- [Entries with figure data]:
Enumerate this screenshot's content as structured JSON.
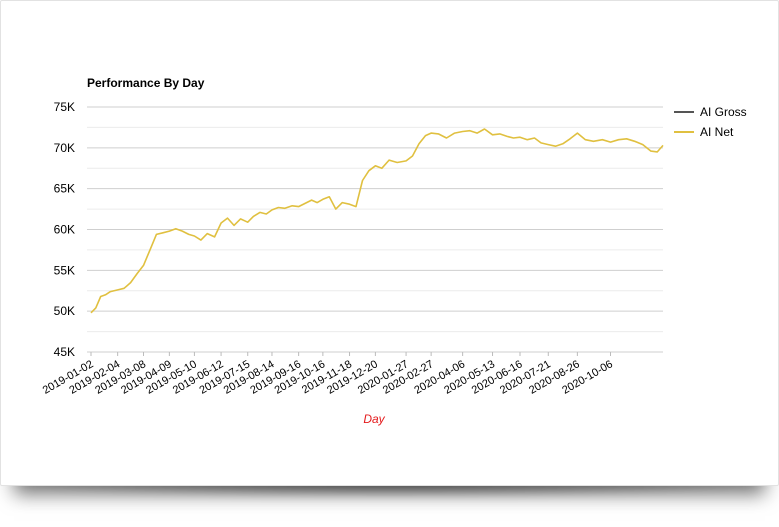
{
  "chart_data": {
    "type": "line",
    "title": "Performance By Day",
    "xlabel": "Day",
    "ylabel": "",
    "ylim": [
      45000,
      75000
    ],
    "y_ticks": [
      45000,
      50000,
      55000,
      60000,
      65000,
      70000,
      75000
    ],
    "y_tick_labels": [
      "45K",
      "50K",
      "55K",
      "60K",
      "65K",
      "70K",
      "75K"
    ],
    "x_range": [
      "2019-01-02",
      "2020-12-10"
    ],
    "x_tick_labels": [
      "2019-01-02",
      "2019-02-04",
      "2019-03-08",
      "2019-04-09",
      "2019-05-10",
      "2019-06-12",
      "2019-07-15",
      "2019-08-14",
      "2019-09-16",
      "2019-10-16",
      "2019-11-18",
      "2019-12-20",
      "2020-01-27",
      "2020-02-27",
      "2020-04-06",
      "2020-05-13",
      "2020-06-16",
      "2020-07-21",
      "2020-08-26",
      "2020-10-06"
    ],
    "grid": true,
    "legend_position": "right",
    "series": [
      {
        "name": "AI Gross",
        "color": "#555555",
        "x": [],
        "values": []
      },
      {
        "name": "AI Net",
        "color": "#e0c040",
        "x": [
          "2019-01-02",
          "2019-01-08",
          "2019-01-14",
          "2019-01-20",
          "2019-01-26",
          "2019-02-04",
          "2019-02-12",
          "2019-02-20",
          "2019-02-28",
          "2019-03-08",
          "2019-03-16",
          "2019-03-24",
          "2019-04-01",
          "2019-04-09",
          "2019-04-17",
          "2019-04-25",
          "2019-05-03",
          "2019-05-10",
          "2019-05-18",
          "2019-05-26",
          "2019-06-04",
          "2019-06-12",
          "2019-06-20",
          "2019-06-28",
          "2019-07-06",
          "2019-07-15",
          "2019-07-22",
          "2019-07-30",
          "2019-08-07",
          "2019-08-14",
          "2019-08-22",
          "2019-08-30",
          "2019-09-08",
          "2019-09-16",
          "2019-09-24",
          "2019-10-02",
          "2019-10-09",
          "2019-10-16",
          "2019-10-24",
          "2019-11-01",
          "2019-11-09",
          "2019-11-18",
          "2019-11-26",
          "2019-12-04",
          "2019-12-12",
          "2019-12-20",
          "2019-12-28",
          "2020-01-06",
          "2020-01-16",
          "2020-01-27",
          "2020-02-04",
          "2020-02-12",
          "2020-02-20",
          "2020-02-27",
          "2020-03-07",
          "2020-03-17",
          "2020-03-27",
          "2020-04-06",
          "2020-04-15",
          "2020-04-24",
          "2020-05-03",
          "2020-05-13",
          "2020-05-22",
          "2020-05-31",
          "2020-06-08",
          "2020-06-16",
          "2020-06-25",
          "2020-07-04",
          "2020-07-12",
          "2020-07-21",
          "2020-07-30",
          "2020-08-08",
          "2020-08-17",
          "2020-08-26",
          "2020-09-05",
          "2020-09-15",
          "2020-09-26",
          "2020-10-06",
          "2020-10-16",
          "2020-10-26",
          "2020-11-05",
          "2020-11-15",
          "2020-11-25",
          "2020-12-03",
          "2020-12-10"
        ],
        "values": [
          49800,
          50400,
          51800,
          52000,
          52400,
          52600,
          52800,
          53500,
          54600,
          55600,
          57500,
          59400,
          59600,
          59800,
          60100,
          59800,
          59400,
          59200,
          58700,
          59500,
          59100,
          60800,
          61400,
          60500,
          61300,
          60900,
          61600,
          62100,
          61900,
          62400,
          62700,
          62600,
          62900,
          62800,
          63200,
          63600,
          63300,
          63700,
          64000,
          62500,
          63300,
          63100,
          62800,
          66000,
          67200,
          67800,
          67500,
          68500,
          68200,
          68400,
          69000,
          70500,
          71500,
          71800,
          71700,
          71200,
          71800,
          72000,
          72100,
          71800,
          72300,
          71600,
          71700,
          71400,
          71200,
          71300,
          71000,
          71200,
          70600,
          70400,
          70200,
          70500,
          71100,
          71800,
          71000,
          70800,
          71000,
          70700,
          71000,
          71100,
          70800,
          70400,
          69600,
          69500,
          70300
        ]
      }
    ]
  }
}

- [JOB]: Copy every record above exactly as written, but leave out the pictures.

- [COMPLETE RESPONSE]:
Enumerate this screenshot's content as structured JSON.
{
  "chart_data": {
    "type": "line",
    "title": "Performance By Day",
    "xlabel": "Day",
    "ylabel": "",
    "ylim": [
      45000,
      75000
    ],
    "y_ticks": [
      45000,
      50000,
      55000,
      60000,
      65000,
      70000,
      75000
    ],
    "y_tick_labels": [
      "45K",
      "50K",
      "55K",
      "60K",
      "65K",
      "70K",
      "75K"
    ],
    "x_range": [
      "2019-01-02",
      "2020-12-10"
    ],
    "x_tick_labels": [
      "2019-01-02",
      "2019-02-04",
      "2019-03-08",
      "2019-04-09",
      "2019-05-10",
      "2019-06-12",
      "2019-07-15",
      "2019-08-14",
      "2019-09-16",
      "2019-10-16",
      "2019-11-18",
      "2019-12-20",
      "2020-01-27",
      "2020-02-27",
      "2020-04-06",
      "2020-05-13",
      "2020-06-16",
      "2020-07-21",
      "2020-08-26",
      "2020-10-06"
    ],
    "grid": true,
    "legend_position": "right",
    "series": [
      {
        "name": "AI Gross",
        "color": "#555555",
        "x": [],
        "values": []
      },
      {
        "name": "AI Net",
        "color": "#e0c040",
        "x": [
          "2019-01-02",
          "2019-01-08",
          "2019-01-14",
          "2019-01-20",
          "2019-01-26",
          "2019-02-04",
          "2019-02-12",
          "2019-02-20",
          "2019-02-28",
          "2019-03-08",
          "2019-03-16",
          "2019-03-24",
          "2019-04-01",
          "2019-04-09",
          "2019-04-17",
          "2019-04-25",
          "2019-05-03",
          "2019-05-10",
          "2019-05-18",
          "2019-05-26",
          "2019-06-04",
          "2019-06-12",
          "2019-06-20",
          "2019-06-28",
          "2019-07-06",
          "2019-07-15",
          "2019-07-22",
          "2019-07-30",
          "2019-08-07",
          "2019-08-14",
          "2019-08-22",
          "2019-08-30",
          "2019-09-08",
          "2019-09-16",
          "2019-09-24",
          "2019-10-02",
          "2019-10-09",
          "2019-10-16",
          "2019-10-24",
          "2019-11-01",
          "2019-11-09",
          "2019-11-18",
          "2019-11-26",
          "2019-12-04",
          "2019-12-12",
          "2019-12-20",
          "2019-12-28",
          "2020-01-06",
          "2020-01-16",
          "2020-01-27",
          "2020-02-04",
          "2020-02-12",
          "2020-02-20",
          "2020-02-27",
          "2020-03-07",
          "2020-03-17",
          "2020-03-27",
          "2020-04-06",
          "2020-04-15",
          "2020-04-24",
          "2020-05-03",
          "2020-05-13",
          "2020-05-22",
          "2020-05-31",
          "2020-06-08",
          "2020-06-16",
          "2020-06-25",
          "2020-07-04",
          "2020-07-12",
          "2020-07-21",
          "2020-07-30",
          "2020-08-08",
          "2020-08-17",
          "2020-08-26",
          "2020-09-05",
          "2020-09-15",
          "2020-09-26",
          "2020-10-06",
          "2020-10-16",
          "2020-10-26",
          "2020-11-05",
          "2020-11-15",
          "2020-11-25",
          "2020-12-03",
          "2020-12-10"
        ],
        "values": [
          49800,
          50400,
          51800,
          52000,
          52400,
          52600,
          52800,
          53500,
          54600,
          55600,
          57500,
          59400,
          59600,
          59800,
          60100,
          59800,
          59400,
          59200,
          58700,
          59500,
          59100,
          60800,
          61400,
          60500,
          61300,
          60900,
          61600,
          62100,
          61900,
          62400,
          62700,
          62600,
          62900,
          62800,
          63200,
          63600,
          63300,
          63700,
          64000,
          62500,
          63300,
          63100,
          62800,
          66000,
          67200,
          67800,
          67500,
          68500,
          68200,
          68400,
          69000,
          70500,
          71500,
          71800,
          71700,
          71200,
          71800,
          72000,
          72100,
          71800,
          72300,
          71600,
          71700,
          71400,
          71200,
          71300,
          71000,
          71200,
          70600,
          70400,
          70200,
          70500,
          71100,
          71800,
          71000,
          70800,
          71000,
          70700,
          71000,
          71100,
          70800,
          70400,
          69600,
          69500,
          70300
        ]
      }
    ]
  }
}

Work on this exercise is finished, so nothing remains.